- _Extracted material_:
======
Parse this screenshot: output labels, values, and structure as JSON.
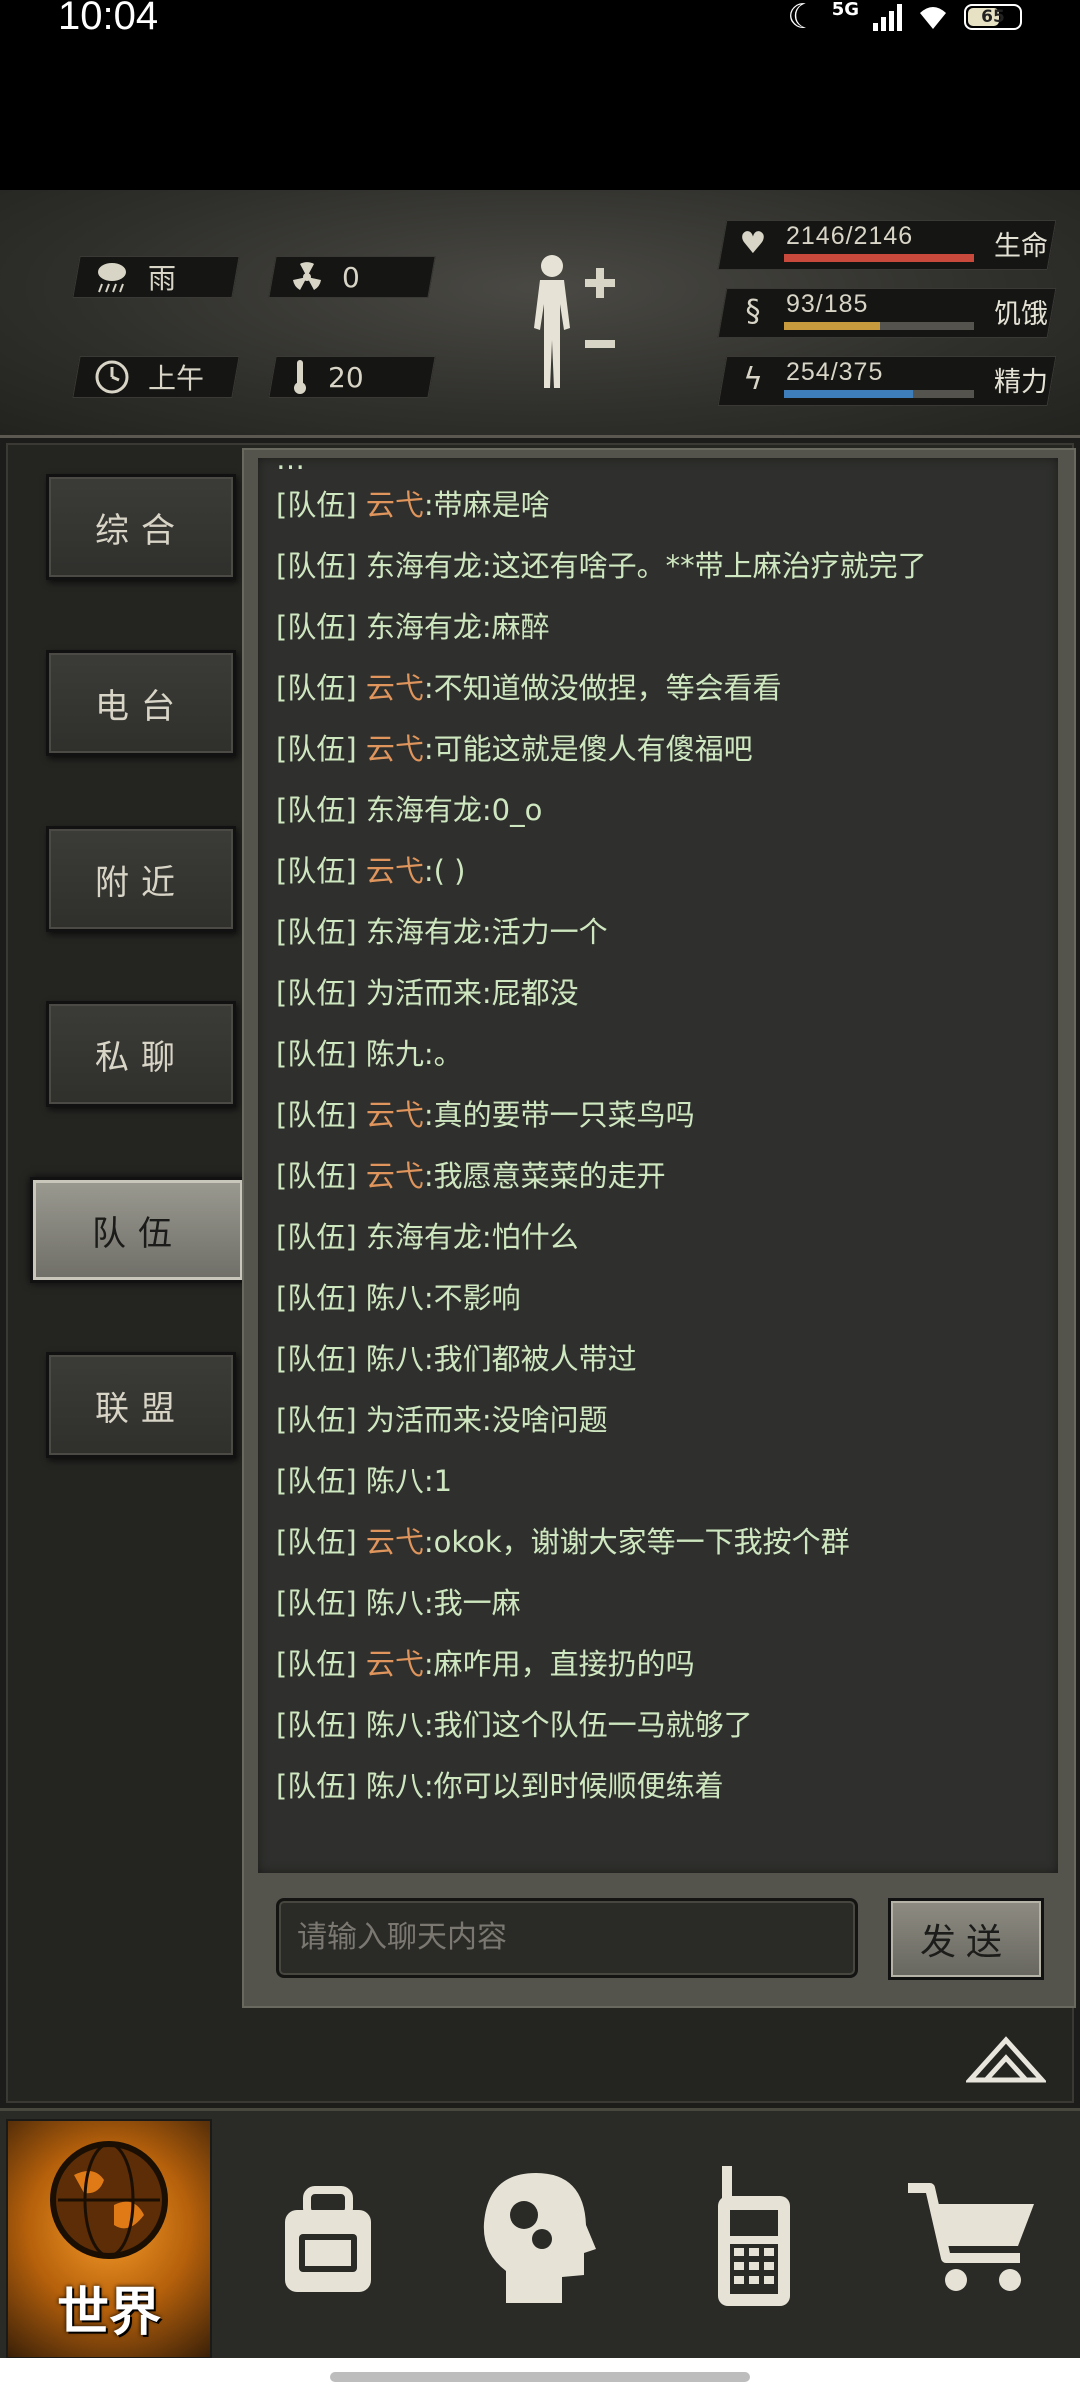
{
  "status_bar": {
    "time": "10:04",
    "network": "5G",
    "battery": "65",
    "battery_level": 0.65
  },
  "hud": {
    "weather": "雨",
    "radiation": "0",
    "time_of_day": "上午",
    "temperature": "20",
    "stats": [
      {
        "key": "life",
        "value": "2146/2146",
        "label": "生命",
        "fraction": 1.0,
        "color": "#c94a3c"
      },
      {
        "key": "hunger",
        "value": "93/185",
        "label": "饥饿",
        "fraction": 0.503,
        "color": "#c89a3e"
      },
      {
        "key": "energy",
        "value": "254/375",
        "label": "精力",
        "fraction": 0.677,
        "color": "#3f7ebd"
      }
    ]
  },
  "tabs": [
    {
      "label": "综合",
      "active": false
    },
    {
      "label": "电台",
      "active": false
    },
    {
      "label": "附近",
      "active": false
    },
    {
      "label": "私聊",
      "active": false
    },
    {
      "label": "队伍",
      "active": true
    },
    {
      "label": "联盟",
      "active": false
    }
  ],
  "chat": {
    "channel_tag": "[队伍]",
    "messages": [
      {
        "name": "云弋",
        "highlight": true,
        "text": ":带麻是啥"
      },
      {
        "name": "东海有龙",
        "highlight": false,
        "text": ":这还有啥子。**带上麻治疗就完了"
      },
      {
        "name": "东海有龙",
        "highlight": false,
        "text": ":麻醉"
      },
      {
        "name": "云弋",
        "highlight": true,
        "text": ":不知道做没做捏，等会看看"
      },
      {
        "name": "云弋",
        "highlight": true,
        "text": ":可能这就是傻人有傻福吧"
      },
      {
        "name": "东海有龙",
        "highlight": false,
        "text": ":0_o"
      },
      {
        "name": "云弋",
        "highlight": true,
        "text": ":(                    )"
      },
      {
        "name": "东海有龙",
        "highlight": false,
        "text": ":活力一个"
      },
      {
        "name": "为活而来",
        "highlight": false,
        "text": ":屁都没"
      },
      {
        "name": "陈九",
        "highlight": false,
        "text": ":。"
      },
      {
        "name": "云弋",
        "highlight": true,
        "text": ":真的要带一只菜鸟吗"
      },
      {
        "name": "云弋",
        "highlight": true,
        "text": ":我愿意菜菜的走开"
      },
      {
        "name": "东海有龙",
        "highlight": false,
        "text": ":怕什么"
      },
      {
        "name": "陈八",
        "highlight": false,
        "text": ":不影响"
      },
      {
        "name": "陈八",
        "highlight": false,
        "text": ":我们都被人带过"
      },
      {
        "name": "为活而来",
        "highlight": false,
        "text": ":没啥问题"
      },
      {
        "name": "陈八",
        "highlight": false,
        "text": ":1"
      },
      {
        "name": "云弋",
        "highlight": true,
        "text": ":okok，谢谢大家等一下我按个群"
      },
      {
        "name": "陈八",
        "highlight": false,
        "text": ":我一麻"
      },
      {
        "name": "云弋",
        "highlight": true,
        "text": ":麻咋用，直接扔的吗"
      },
      {
        "name": "陈八",
        "highlight": false,
        "text": ":我们这个队伍一马就够了"
      },
      {
        "name": "陈八",
        "highlight": false,
        "text": ":你可以到时候顺便练着"
      }
    ],
    "input_placeholder": "请输入聊天内容",
    "send_label": "发送"
  },
  "bottom_nav": {
    "world_label": "世界",
    "items": [
      "globe-icon",
      "backpack-icon",
      "skills-head-icon",
      "radio-walkie-icon",
      "shopping-cart-icon"
    ]
  }
}
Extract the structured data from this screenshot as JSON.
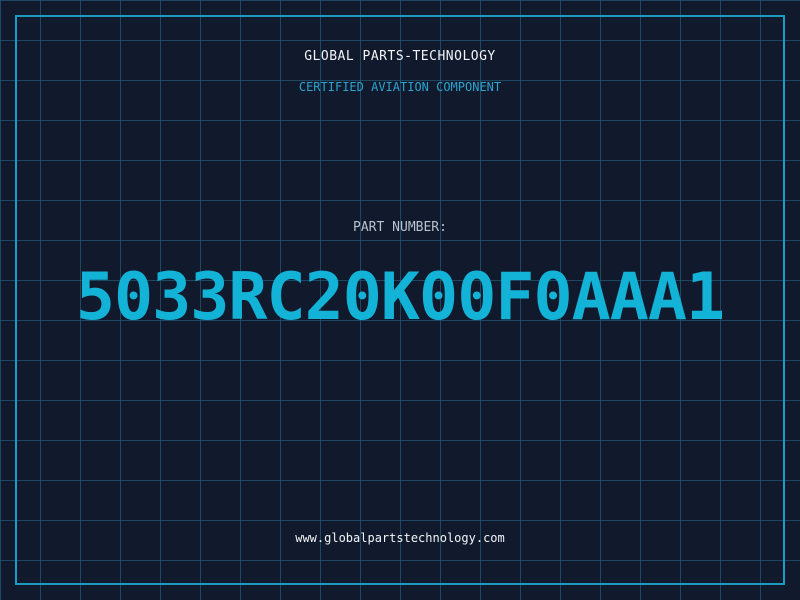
{
  "brand": {
    "name": "GLOBAL PARTS-TECHNOLOGY",
    "tagline": "CERTIFIED AVIATION COMPONENT"
  },
  "part": {
    "label": "PART NUMBER:",
    "number": "5033RC20K00F0AAA1"
  },
  "footer": {
    "url": "www.globalpartstechnology.com"
  },
  "colors": {
    "background": "#111a2d",
    "grid": "#286e8c",
    "accent": "#13b3d8",
    "frame": "#1a9cc4",
    "text": "#f2f4f7",
    "label": "#b9c2cd"
  }
}
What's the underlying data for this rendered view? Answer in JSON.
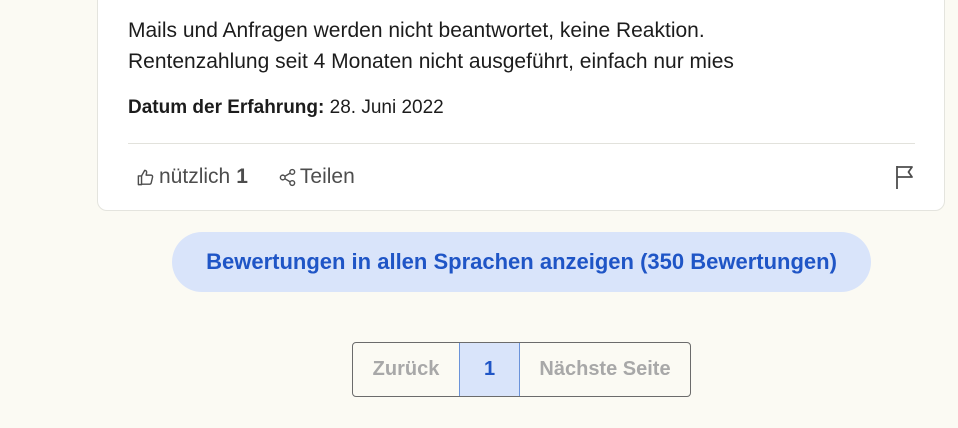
{
  "review": {
    "text_lines": [
      "Mails und Anfragen werden nicht beantwortet, keine Reaktion.",
      "Rentenzahlung seit 4 Monaten nicht ausgeführt, einfach nur mies"
    ],
    "date_label": "Datum der Erfahrung:",
    "date_value": " 28. Juni 2022",
    "useful_label": "nützlich",
    "useful_count": "1",
    "share_label": "Teilen"
  },
  "show_all_languages_button": "Bewertungen in allen Sprachen anzeigen (350 Bewertungen)",
  "pagination": {
    "prev": "Zurück",
    "current": "1",
    "next": "Nächste Seite"
  },
  "colors": {
    "background": "#fbfaf3",
    "accent": "#1f55c6",
    "accent_light": "#d9e4fa"
  },
  "icons": [
    "thumbs-up-icon",
    "share-icon",
    "flag-icon"
  ]
}
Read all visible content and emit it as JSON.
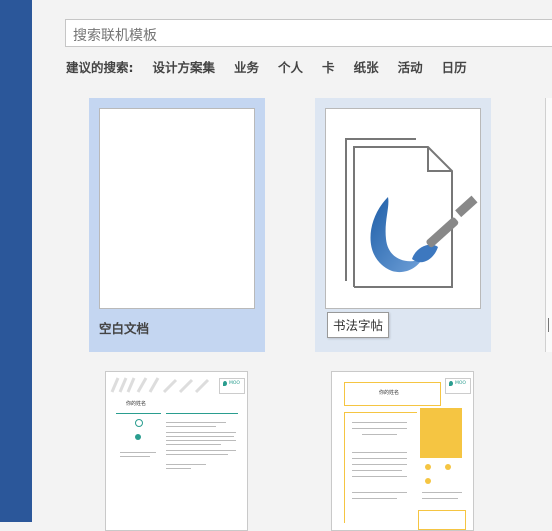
{
  "search": {
    "placeholder": "搜索联机模板"
  },
  "suggestions": {
    "label": "建议的搜索:",
    "items": [
      "设计方案集",
      "业务",
      "个人",
      "卡",
      "纸张",
      "活动",
      "日历"
    ]
  },
  "templates": [
    {
      "label": "空白文档"
    },
    {
      "label": "书法字帖",
      "tooltip": "书法字帖"
    }
  ],
  "resume1": {
    "brand": "MOO",
    "name": "你的姓名"
  },
  "resume2": {
    "brand": "MOO",
    "name": "你的姓名"
  },
  "colors": {
    "accent": "#2b579a",
    "selected_tile": "#c4d6f1",
    "hover_tile": "#dde6f2",
    "resume_teal": "#2a9d8f",
    "resume_yellow": "#f5c542"
  }
}
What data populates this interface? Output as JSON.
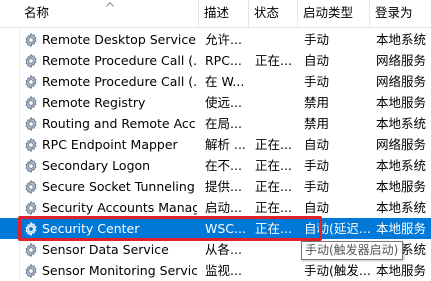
{
  "header": {
    "name": "名称",
    "description": "描述",
    "status": "状态",
    "startup_type": "启动类型",
    "logon_as": "登录为"
  },
  "rows": [
    {
      "name": "Remote Desktop Service...",
      "desc": "允许...",
      "status": "",
      "start": "手动",
      "logon": "本地系统"
    },
    {
      "name": "Remote Procedure Call (...",
      "desc": "RPC...",
      "status": "正在...",
      "start": "自动",
      "logon": "网络服务"
    },
    {
      "name": "Remote Procedure Call (...",
      "desc": "在 W...",
      "status": "",
      "start": "手动",
      "logon": "网络服务"
    },
    {
      "name": "Remote Registry",
      "desc": "使远...",
      "status": "",
      "start": "禁用",
      "logon": "本地服务"
    },
    {
      "name": "Routing and Remote Acc...",
      "desc": "在局...",
      "status": "",
      "start": "禁用",
      "logon": "本地系统"
    },
    {
      "name": "RPC Endpoint Mapper",
      "desc": "解析 ...",
      "status": "正在...",
      "start": "自动",
      "logon": "网络服务"
    },
    {
      "name": "Secondary Logon",
      "desc": "在不...",
      "status": "正在...",
      "start": "手动",
      "logon": "本地系统"
    },
    {
      "name": "Secure Socket Tunneling ...",
      "desc": "提供...",
      "status": "正在...",
      "start": "手动",
      "logon": "本地服务"
    },
    {
      "name": "Security Accounts Manag...",
      "desc": "启动...",
      "status": "正在...",
      "start": "自动",
      "logon": "本地系统"
    },
    {
      "name": "Security Center",
      "desc": "WSC...",
      "status": "正在...",
      "start": "自动(延迟...",
      "logon": "本地服务",
      "selected": true
    },
    {
      "name": "Sensor Data Service",
      "desc": "从各...",
      "status": "",
      "start": "手动(触发...",
      "logon": "本地系统"
    },
    {
      "name": "Sensor Monitoring Service",
      "desc": "监视...",
      "status": "",
      "start": "手动(触发...",
      "logon": "本地服务"
    }
  ],
  "tooltip": {
    "text": "手动(触发器启动)"
  },
  "colors": {
    "selection": "#0078d7",
    "highlight_border": "#e0202a"
  },
  "icons": {
    "row_icon": "service-gear-icon",
    "sort": "sort-ascending-icon"
  }
}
======
- _Given problem_: For each line of the entries that includes "JSON", show that line.

- _Solution below_:
Parse this screenshot: output labels, values, and structure as JSON.
Extract the structured data from this screenshot as JSON.
What's the underlying data for this rendered view? Answer in JSON.
Read all visible content and emit it as JSON.
What data populates this interface? Output as JSON.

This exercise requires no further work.